◆ The problem ◆
Below is a listing; copy all of it exactly.

┌────────

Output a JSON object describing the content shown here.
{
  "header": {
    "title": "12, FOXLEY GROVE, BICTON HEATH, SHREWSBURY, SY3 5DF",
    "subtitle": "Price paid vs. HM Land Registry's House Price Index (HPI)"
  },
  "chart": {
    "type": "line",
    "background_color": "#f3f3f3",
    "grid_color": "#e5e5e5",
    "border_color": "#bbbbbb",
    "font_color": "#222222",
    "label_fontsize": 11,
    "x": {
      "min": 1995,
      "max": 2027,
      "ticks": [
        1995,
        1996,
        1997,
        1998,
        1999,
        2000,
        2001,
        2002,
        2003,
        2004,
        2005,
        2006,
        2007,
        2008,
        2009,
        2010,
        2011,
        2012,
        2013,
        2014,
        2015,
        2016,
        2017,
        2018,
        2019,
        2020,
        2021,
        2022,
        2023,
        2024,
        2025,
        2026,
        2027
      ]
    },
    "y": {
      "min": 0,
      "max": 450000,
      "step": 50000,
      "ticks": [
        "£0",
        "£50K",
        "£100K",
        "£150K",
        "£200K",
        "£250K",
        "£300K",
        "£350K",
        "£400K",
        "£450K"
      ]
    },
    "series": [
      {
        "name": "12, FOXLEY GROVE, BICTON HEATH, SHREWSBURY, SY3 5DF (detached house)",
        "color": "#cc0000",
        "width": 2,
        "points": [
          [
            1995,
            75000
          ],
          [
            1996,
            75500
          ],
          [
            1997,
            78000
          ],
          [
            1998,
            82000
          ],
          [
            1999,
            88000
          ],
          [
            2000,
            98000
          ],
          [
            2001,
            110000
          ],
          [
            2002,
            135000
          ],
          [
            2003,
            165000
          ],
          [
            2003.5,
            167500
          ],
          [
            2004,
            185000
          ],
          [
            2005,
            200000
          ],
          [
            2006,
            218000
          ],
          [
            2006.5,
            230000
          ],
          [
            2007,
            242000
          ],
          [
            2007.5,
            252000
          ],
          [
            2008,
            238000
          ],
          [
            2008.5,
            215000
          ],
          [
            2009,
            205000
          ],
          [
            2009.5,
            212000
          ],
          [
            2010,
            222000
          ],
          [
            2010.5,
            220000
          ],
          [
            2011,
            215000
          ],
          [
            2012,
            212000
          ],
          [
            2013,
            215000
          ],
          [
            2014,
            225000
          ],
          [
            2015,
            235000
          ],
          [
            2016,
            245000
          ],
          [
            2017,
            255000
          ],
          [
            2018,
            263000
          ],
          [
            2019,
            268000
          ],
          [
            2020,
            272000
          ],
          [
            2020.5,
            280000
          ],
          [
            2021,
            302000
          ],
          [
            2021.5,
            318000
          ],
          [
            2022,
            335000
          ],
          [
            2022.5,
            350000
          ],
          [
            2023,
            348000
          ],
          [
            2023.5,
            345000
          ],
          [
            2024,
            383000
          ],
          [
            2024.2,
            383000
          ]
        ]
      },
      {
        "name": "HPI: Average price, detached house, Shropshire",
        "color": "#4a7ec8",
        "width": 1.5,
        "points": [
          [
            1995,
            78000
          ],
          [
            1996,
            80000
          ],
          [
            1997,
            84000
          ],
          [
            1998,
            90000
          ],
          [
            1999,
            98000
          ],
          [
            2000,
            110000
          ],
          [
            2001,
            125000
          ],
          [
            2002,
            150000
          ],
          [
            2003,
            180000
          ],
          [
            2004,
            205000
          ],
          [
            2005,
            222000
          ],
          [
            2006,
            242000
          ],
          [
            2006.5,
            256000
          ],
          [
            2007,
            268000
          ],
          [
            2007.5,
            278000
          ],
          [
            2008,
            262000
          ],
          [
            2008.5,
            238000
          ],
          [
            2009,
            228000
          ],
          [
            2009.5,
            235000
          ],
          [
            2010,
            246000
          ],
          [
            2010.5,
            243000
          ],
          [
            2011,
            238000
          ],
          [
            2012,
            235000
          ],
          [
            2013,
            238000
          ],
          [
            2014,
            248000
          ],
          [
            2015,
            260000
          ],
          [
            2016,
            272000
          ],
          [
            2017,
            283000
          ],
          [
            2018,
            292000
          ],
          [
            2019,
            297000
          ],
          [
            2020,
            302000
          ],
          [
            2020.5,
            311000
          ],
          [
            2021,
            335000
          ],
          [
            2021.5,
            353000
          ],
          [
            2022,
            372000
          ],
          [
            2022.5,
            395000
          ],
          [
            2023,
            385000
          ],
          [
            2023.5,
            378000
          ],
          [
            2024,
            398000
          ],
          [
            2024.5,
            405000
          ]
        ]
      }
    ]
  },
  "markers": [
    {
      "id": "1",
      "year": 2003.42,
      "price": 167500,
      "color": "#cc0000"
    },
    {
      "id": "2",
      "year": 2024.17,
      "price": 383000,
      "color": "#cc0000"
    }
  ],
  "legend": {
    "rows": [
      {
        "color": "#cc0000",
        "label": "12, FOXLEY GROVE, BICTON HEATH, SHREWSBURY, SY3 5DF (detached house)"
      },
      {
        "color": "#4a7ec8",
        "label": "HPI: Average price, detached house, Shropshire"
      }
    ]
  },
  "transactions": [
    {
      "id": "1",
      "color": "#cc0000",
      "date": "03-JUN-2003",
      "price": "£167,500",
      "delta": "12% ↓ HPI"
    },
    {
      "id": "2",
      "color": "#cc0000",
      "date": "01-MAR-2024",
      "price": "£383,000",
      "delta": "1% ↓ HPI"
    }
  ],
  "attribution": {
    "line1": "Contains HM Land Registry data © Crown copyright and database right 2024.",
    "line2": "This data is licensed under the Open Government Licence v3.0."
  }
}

└────────

◆ Solution for this problem ◆
Output a JSON object describing the content shown here.
{
  "header": {
    "title": "12, FOXLEY GROVE, BICTON HEATH, SHREWSBURY, SY3 5DF",
    "subtitle": "Price paid vs. HM Land Registry's House Price Index (HPI)"
  },
  "chart": {
    "type": "line",
    "background_color": "#f3f3f3",
    "grid_color": "#e5e5e5",
    "border_color": "#bbbbbb",
    "font_color": "#222222",
    "label_fontsize": 11,
    "x": {
      "min": 1995,
      "max": 2027,
      "ticks": [
        1995,
        1996,
        1997,
        1998,
        1999,
        2000,
        2001,
        2002,
        2003,
        2004,
        2005,
        2006,
        2007,
        2008,
        2009,
        2010,
        2011,
        2012,
        2013,
        2014,
        2015,
        2016,
        2017,
        2018,
        2019,
        2020,
        2021,
        2022,
        2023,
        2024,
        2025,
        2026,
        2027
      ]
    },
    "y": {
      "min": 0,
      "max": 450000,
      "step": 50000,
      "ticks": [
        "£0",
        "£50K",
        "£100K",
        "£150K",
        "£200K",
        "£250K",
        "£300K",
        "£350K",
        "£400K",
        "£450K"
      ]
    },
    "series": [
      {
        "name": "12, FOXLEY GROVE, BICTON HEATH, SHREWSBURY, SY3 5DF (detached house)",
        "color": "#cc0000",
        "width": 2,
        "points": [
          [
            1995,
            75000
          ],
          [
            1996,
            75500
          ],
          [
            1997,
            78000
          ],
          [
            1998,
            82000
          ],
          [
            1999,
            88000
          ],
          [
            2000,
            98000
          ],
          [
            2001,
            110000
          ],
          [
            2002,
            135000
          ],
          [
            2003,
            165000
          ],
          [
            2003.5,
            167500
          ],
          [
            2004,
            185000
          ],
          [
            2005,
            200000
          ],
          [
            2006,
            218000
          ],
          [
            2006.5,
            230000
          ],
          [
            2007,
            242000
          ],
          [
            2007.5,
            252000
          ],
          [
            2008,
            238000
          ],
          [
            2008.5,
            215000
          ],
          [
            2009,
            205000
          ],
          [
            2009.5,
            212000
          ],
          [
            2010,
            222000
          ],
          [
            2010.5,
            220000
          ],
          [
            2011,
            215000
          ],
          [
            2012,
            212000
          ],
          [
            2013,
            215000
          ],
          [
            2014,
            225000
          ],
          [
            2015,
            235000
          ],
          [
            2016,
            245000
          ],
          [
            2017,
            255000
          ],
          [
            2018,
            263000
          ],
          [
            2019,
            268000
          ],
          [
            2020,
            272000
          ],
          [
            2020.5,
            280000
          ],
          [
            2021,
            302000
          ],
          [
            2021.5,
            318000
          ],
          [
            2022,
            335000
          ],
          [
            2022.5,
            350000
          ],
          [
            2023,
            348000
          ],
          [
            2023.5,
            345000
          ],
          [
            2024,
            383000
          ],
          [
            2024.2,
            383000
          ]
        ]
      },
      {
        "name": "HPI: Average price, detached house, Shropshire",
        "color": "#4a7ec8",
        "width": 1.5,
        "points": [
          [
            1995,
            78000
          ],
          [
            1996,
            80000
          ],
          [
            1997,
            84000
          ],
          [
            1998,
            90000
          ],
          [
            1999,
            98000
          ],
          [
            2000,
            110000
          ],
          [
            2001,
            125000
          ],
          [
            2002,
            150000
          ],
          [
            2003,
            180000
          ],
          [
            2004,
            205000
          ],
          [
            2005,
            222000
          ],
          [
            2006,
            242000
          ],
          [
            2006.5,
            256000
          ],
          [
            2007,
            268000
          ],
          [
            2007.5,
            278000
          ],
          [
            2008,
            262000
          ],
          [
            2008.5,
            238000
          ],
          [
            2009,
            228000
          ],
          [
            2009.5,
            235000
          ],
          [
            2010,
            246000
          ],
          [
            2010.5,
            243000
          ],
          [
            2011,
            238000
          ],
          [
            2012,
            235000
          ],
          [
            2013,
            238000
          ],
          [
            2014,
            248000
          ],
          [
            2015,
            260000
          ],
          [
            2016,
            272000
          ],
          [
            2017,
            283000
          ],
          [
            2018,
            292000
          ],
          [
            2019,
            297000
          ],
          [
            2020,
            302000
          ],
          [
            2020.5,
            311000
          ],
          [
            2021,
            335000
          ],
          [
            2021.5,
            353000
          ],
          [
            2022,
            372000
          ],
          [
            2022.5,
            395000
          ],
          [
            2023,
            385000
          ],
          [
            2023.5,
            378000
          ],
          [
            2024,
            398000
          ],
          [
            2024.5,
            405000
          ]
        ]
      }
    ]
  },
  "markers": [
    {
      "id": "1",
      "year": 2003.42,
      "price": 167500,
      "color": "#cc0000"
    },
    {
      "id": "2",
      "year": 2024.17,
      "price": 383000,
      "color": "#cc0000"
    }
  ],
  "legend": {
    "rows": [
      {
        "color": "#cc0000",
        "label": "12, FOXLEY GROVE, BICTON HEATH, SHREWSBURY, SY3 5DF (detached house)"
      },
      {
        "color": "#4a7ec8",
        "label": "HPI: Average price, detached house, Shropshire"
      }
    ]
  },
  "transactions": [
    {
      "id": "1",
      "color": "#cc0000",
      "date": "03-JUN-2003",
      "price": "£167,500",
      "delta": "12% ↓ HPI"
    },
    {
      "id": "2",
      "color": "#cc0000",
      "date": "01-MAR-2024",
      "price": "£383,000",
      "delta": "1% ↓ HPI"
    }
  ],
  "attribution": {
    "line1": "Contains HM Land Registry data © Crown copyright and database right 2024.",
    "line2": "This data is licensed under the Open Government Licence v3.0."
  }
}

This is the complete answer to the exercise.